*Extracted data entries*.
## START
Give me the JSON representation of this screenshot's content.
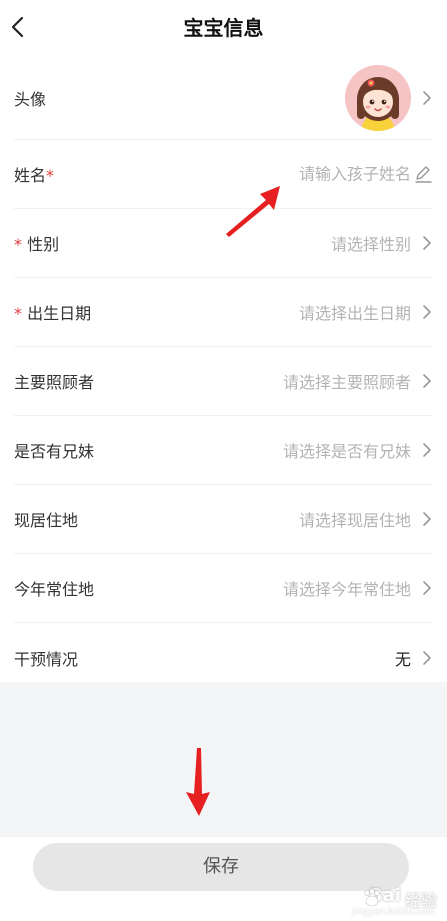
{
  "header": {
    "title": "宝宝信息"
  },
  "form": {
    "avatar_label": "头像",
    "name": {
      "label": "姓名",
      "required_mark": "*",
      "placeholder": "请输入孩子姓名"
    },
    "rows": [
      {
        "label": "性别",
        "required_mark": "*",
        "value": "请选择性别"
      },
      {
        "label": "出生日期",
        "required_mark": "*",
        "value": "请选择出生日期"
      },
      {
        "label": "主要照顾者",
        "value": "请选择主要照顾者"
      },
      {
        "label": "是否有兄妹",
        "value": "请选择是否有兄妹"
      },
      {
        "label": "现居住地",
        "value": "请选择现居住地"
      },
      {
        "label": "今年常住地",
        "value": "请选择今年常住地"
      },
      {
        "label": "干预情况",
        "value": "无"
      }
    ]
  },
  "footer": {
    "save_label": "保存"
  },
  "watermark": {
    "brand": "Bai",
    "brand_cn": "经验",
    "url": "jingyan.baidu.com"
  },
  "colors": {
    "required": "#e23b3b",
    "placeholder": "#b3b3b3",
    "annotation_arrow": "#e62020",
    "save_button_bg": "#e6e6e6",
    "page_grey": "#f4f5f7"
  },
  "icons": [
    "back-arrow-icon",
    "chevron-right-icon",
    "pencil-icon",
    "avatar-girl-image",
    "baidu-paw-icon"
  ]
}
## END
*Your objective*.
In the listing, find every line containing the word "value" and list it.

*Answer to the exercise*.
        "value": "请选择性别"
        "value": "请选择出生日期"
        "value": "请选择主要照顾者"
        "value": "请选择是否有兄妹"
        "value": "请选择现居住地"
        "value": "请选择今年常住地"
        "value": "无"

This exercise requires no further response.